--- START OF SOURCE RECORDS ---
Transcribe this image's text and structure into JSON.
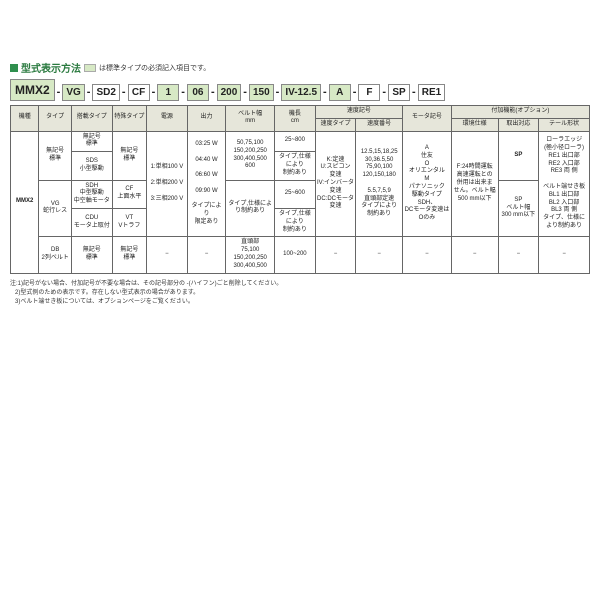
{
  "title": "型式表示方法",
  "legend": "は標準タイプの必須記入項目です。",
  "model_segments": [
    {
      "text": "MMX2",
      "green": true,
      "big": true
    },
    {
      "text": "VG",
      "green": true
    },
    {
      "text": "SD2",
      "green": false
    },
    {
      "text": "CF",
      "green": false
    },
    {
      "text": "1",
      "green": true
    },
    {
      "text": "06",
      "green": true
    },
    {
      "text": "200",
      "green": true
    },
    {
      "text": "150",
      "green": true
    },
    {
      "text": "IV-12.5",
      "green": true
    },
    {
      "text": "A",
      "green": true
    },
    {
      "text": "F",
      "green": false
    },
    {
      "text": "SP",
      "green": false
    },
    {
      "text": "RE1",
      "green": false
    }
  ],
  "headers": {
    "h1": "機種",
    "h2": "タイプ",
    "h3": "搭載タイプ",
    "h4": "特殊タイプ",
    "h5": "電源",
    "h6": "出力",
    "h7": "ベルト幅\nmm",
    "h8": "機長\ncm",
    "h9": "速度記号",
    "h9a": "速度タイプ",
    "h9b": "速度番号",
    "h10": "モータ記号",
    "h11": "付加機能(オプション)",
    "h11a": "環境仕様",
    "h11b": "取出対応",
    "h11c": "テール形状"
  },
  "row": {
    "c1": "MMX2",
    "c2a": "無記号\n標準",
    "c2b": "VG\n蛇行レス",
    "c2c": "DB\n2列ベルト",
    "c3a": "無記号\n標準",
    "c3b": "SDS\n小型駆動",
    "c3c": "SDH\n中型駆動\n中空軸モータ",
    "c3d": "CDU\nモータ上取付",
    "c3e": "無記号\n標準",
    "c4a": "無記号\n標準",
    "c4b": "CF\n上面水平",
    "c4c": "VT\nVトラフ",
    "c4d": "無記号\n標準",
    "c5": "1:単相100 V\n\n2:単相200 V\n\n3:三相200 V",
    "c6": "03:25 W\n\n04:40 W\n\n06:60 W\n\n09:90 W\n\nタイプにより\n限定あり",
    "c7a": "50,75,100\n150,200,250\n300,400,500\n600",
    "c7b": "タイプ,仕様によ\nり制約あり",
    "c7c": "直頭部\n75,100\n150,200,250\n300,400,500",
    "c8a": "25~800",
    "c8b": "タイプ,仕様\nにより\n制約あり",
    "c8c": "25~600",
    "c8d": "タイプ,仕様\nにより\n制約あり",
    "c8e": "100~200",
    "c9a": "K:定速\nU:スピコン\n変速\nIV:インバータ\n変速\nDC:DCモータ\n変速",
    "c9b": "12.5,15,18,25\n30,36.5,50\n75,90,100\n120,150,180\n\n5.5,7,5,9\n直頭部定速\nタイプにより\n制約あり",
    "c10": "A\n住友\nO\nオリエンタル\nM\nパナソニック\n駆動タイプSDH、\nDCモータ変速は\nOのみ",
    "c11a": "F:24時間運転\n高速運転との\n併用は出来ま\nせん。ベルト幅\n500 mm以下",
    "c11b1": "SP",
    "c11b2": "SP\nベルト幅\n300 mm以下",
    "c11c": "ローラエッジ\n(極小径ローラ)\nRE1 出口部\nRE2 入口部\nRE3 両 側\n\nベルト端せき板\nBL1 出口部\nBL2 入口部\nBL3 両 側\nタイプ、仕様に\nより制約あり",
    "dash": "−"
  },
  "colors": {
    "accent": "#2f8f4e",
    "green_bg": "#d7e9c5",
    "header_bg": "#e6e6da",
    "border": "#666"
  },
  "notes": {
    "lead": "注:",
    "n1": "1)記号がない場合、付加記号が不要な場合は、その記号部分の -(ハイフン)ごと削除してください。",
    "n2": "2)型式例のための表示です。存在しない型式表示の場合があります。",
    "n3": "3)ベルト端せき板については、オプションページをご覧ください。"
  }
}
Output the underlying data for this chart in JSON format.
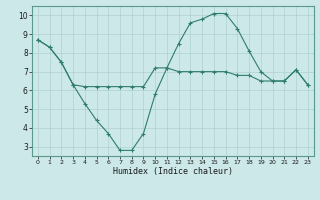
{
  "xlabel": "Humidex (Indice chaleur)",
  "x": [
    0,
    1,
    2,
    3,
    4,
    5,
    6,
    7,
    8,
    9,
    10,
    11,
    12,
    13,
    14,
    15,
    16,
    17,
    18,
    19,
    20,
    21,
    22,
    23
  ],
  "line1": [
    8.7,
    8.3,
    7.5,
    6.3,
    6.2,
    6.2,
    6.2,
    6.2,
    6.2,
    6.2,
    7.2,
    7.2,
    7.0,
    7.0,
    7.0,
    7.0,
    7.0,
    6.8,
    6.8,
    6.5,
    6.5,
    6.5,
    7.1,
    6.3
  ],
  "line2": [
    8.7,
    8.3,
    7.5,
    6.3,
    5.3,
    4.4,
    3.7,
    2.8,
    2.8,
    3.7,
    5.8,
    7.2,
    8.5,
    9.6,
    9.8,
    10.1,
    10.1,
    9.3,
    8.1,
    7.0,
    6.5,
    6.5,
    7.1,
    6.3
  ],
  "line_color": "#2e7d6e",
  "bg_color": "#cce8e8",
  "grid_color": "#b0d0d0",
  "ylim": [
    2.5,
    10.5
  ],
  "xlim": [
    -0.5,
    23.5
  ],
  "yticks": [
    3,
    4,
    5,
    6,
    7,
    8,
    9,
    10
  ],
  "xticks": [
    0,
    1,
    2,
    3,
    4,
    5,
    6,
    7,
    8,
    9,
    10,
    11,
    12,
    13,
    14,
    15,
    16,
    17,
    18,
    19,
    20,
    21,
    22,
    23
  ]
}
--- END OF SOURCE RECORDS ---
EXERCISE AIM:
Take the listing and print it again exactly, but without any pictures.

OUTPUT FOR THIS TASK:
Transcribe this image's text and structure into JSON.
{
  "title": "型式表示方法",
  "legend": "は標準タイプの必須記入項目です。",
  "model_segments": [
    {
      "text": "MMX2",
      "green": true,
      "big": true
    },
    {
      "text": "VG",
      "green": true
    },
    {
      "text": "SD2",
      "green": false
    },
    {
      "text": "CF",
      "green": false
    },
    {
      "text": "1",
      "green": true
    },
    {
      "text": "06",
      "green": true
    },
    {
      "text": "200",
      "green": true
    },
    {
      "text": "150",
      "green": true
    },
    {
      "text": "IV-12.5",
      "green": true
    },
    {
      "text": "A",
      "green": true
    },
    {
      "text": "F",
      "green": false
    },
    {
      "text": "SP",
      "green": false
    },
    {
      "text": "RE1",
      "green": false
    }
  ],
  "headers": {
    "h1": "機種",
    "h2": "タイプ",
    "h3": "搭載タイプ",
    "h4": "特殊タイプ",
    "h5": "電源",
    "h6": "出力",
    "h7": "ベルト幅\nmm",
    "h8": "機長\ncm",
    "h9": "速度記号",
    "h9a": "速度タイプ",
    "h9b": "速度番号",
    "h10": "モータ記号",
    "h11": "付加機能(オプション)",
    "h11a": "環境仕様",
    "h11b": "取出対応",
    "h11c": "テール形状"
  },
  "row": {
    "c1": "MMX2",
    "c2a": "無記号\n標準",
    "c2b": "VG\n蛇行レス",
    "c2c": "DB\n2列ベルト",
    "c3a": "無記号\n標準",
    "c3b": "SDS\n小型駆動",
    "c3c": "SDH\n中型駆動\n中空軸モータ",
    "c3d": "CDU\nモータ上取付",
    "c3e": "無記号\n標準",
    "c4a": "無記号\n標準",
    "c4b": "CF\n上面水平",
    "c4c": "VT\nVトラフ",
    "c4d": "無記号\n標準",
    "c5": "1:単相100 V\n\n2:単相200 V\n\n3:三相200 V",
    "c6": "03:25 W\n\n04:40 W\n\n06:60 W\n\n09:90 W\n\nタイプにより\n限定あり",
    "c7a": "50,75,100\n150,200,250\n300,400,500\n600",
    "c7b": "タイプ,仕様によ\nり制約あり",
    "c7c": "直頭部\n75,100\n150,200,250\n300,400,500",
    "c8a": "25~800",
    "c8b": "タイプ,仕様\nにより\n制約あり",
    "c8c": "25~600",
    "c8d": "タイプ,仕様\nにより\n制約あり",
    "c8e": "100~200",
    "c9a": "K:定速\nU:スピコン\n変速\nIV:インバータ\n変速\nDC:DCモータ\n変速",
    "c9b": "12.5,15,18,25\n30,36.5,50\n75,90,100\n120,150,180\n\n5.5,7,5,9\n直頭部定速\nタイプにより\n制約あり",
    "c10": "A\n住友\nO\nオリエンタル\nM\nパナソニック\n駆動タイプSDH、\nDCモータ変速は\nOのみ",
    "c11a": "F:24時間運転\n高速運転との\n併用は出来ま\nせん。ベルト幅\n500 mm以下",
    "c11b1": "SP",
    "c11b2": "SP\nベルト幅\n300 mm以下",
    "c11c": "ローラエッジ\n(極小径ローラ)\nRE1 出口部\nRE2 入口部\nRE3 両 側\n\nベルト端せき板\nBL1 出口部\nBL2 入口部\nBL3 両 側\nタイプ、仕様に\nより制約あり",
    "dash": "−"
  },
  "colors": {
    "accent": "#2f8f4e",
    "green_bg": "#d7e9c5",
    "header_bg": "#e6e6da",
    "border": "#666"
  },
  "notes": {
    "lead": "注:",
    "n1": "1)記号がない場合、付加記号が不要な場合は、その記号部分の -(ハイフン)ごと削除してください。",
    "n2": "2)型式例のための表示です。存在しない型式表示の場合があります。",
    "n3": "3)ベルト端せき板については、オプションページをご覧ください。"
  }
}
Output the underlying data for this chart in JSON format.
{
  "xlabel": "Humidex (Indice chaleur)",
  "x": [
    0,
    1,
    2,
    3,
    4,
    5,
    6,
    7,
    8,
    9,
    10,
    11,
    12,
    13,
    14,
    15,
    16,
    17,
    18,
    19,
    20,
    21,
    22,
    23
  ],
  "line1": [
    8.7,
    8.3,
    7.5,
    6.3,
    6.2,
    6.2,
    6.2,
    6.2,
    6.2,
    6.2,
    7.2,
    7.2,
    7.0,
    7.0,
    7.0,
    7.0,
    7.0,
    6.8,
    6.8,
    6.5,
    6.5,
    6.5,
    7.1,
    6.3
  ],
  "line2": [
    8.7,
    8.3,
    7.5,
    6.3,
    5.3,
    4.4,
    3.7,
    2.8,
    2.8,
    3.7,
    5.8,
    7.2,
    8.5,
    9.6,
    9.8,
    10.1,
    10.1,
    9.3,
    8.1,
    7.0,
    6.5,
    6.5,
    7.1,
    6.3
  ],
  "line_color": "#2e7d6e",
  "bg_color": "#cce8e8",
  "grid_color": "#b0d0d0",
  "ylim": [
    2.5,
    10.5
  ],
  "xlim": [
    -0.5,
    23.5
  ],
  "yticks": [
    3,
    4,
    5,
    6,
    7,
    8,
    9,
    10
  ],
  "xticks": [
    0,
    1,
    2,
    3,
    4,
    5,
    6,
    7,
    8,
    9,
    10,
    11,
    12,
    13,
    14,
    15,
    16,
    17,
    18,
    19,
    20,
    21,
    22,
    23
  ]
}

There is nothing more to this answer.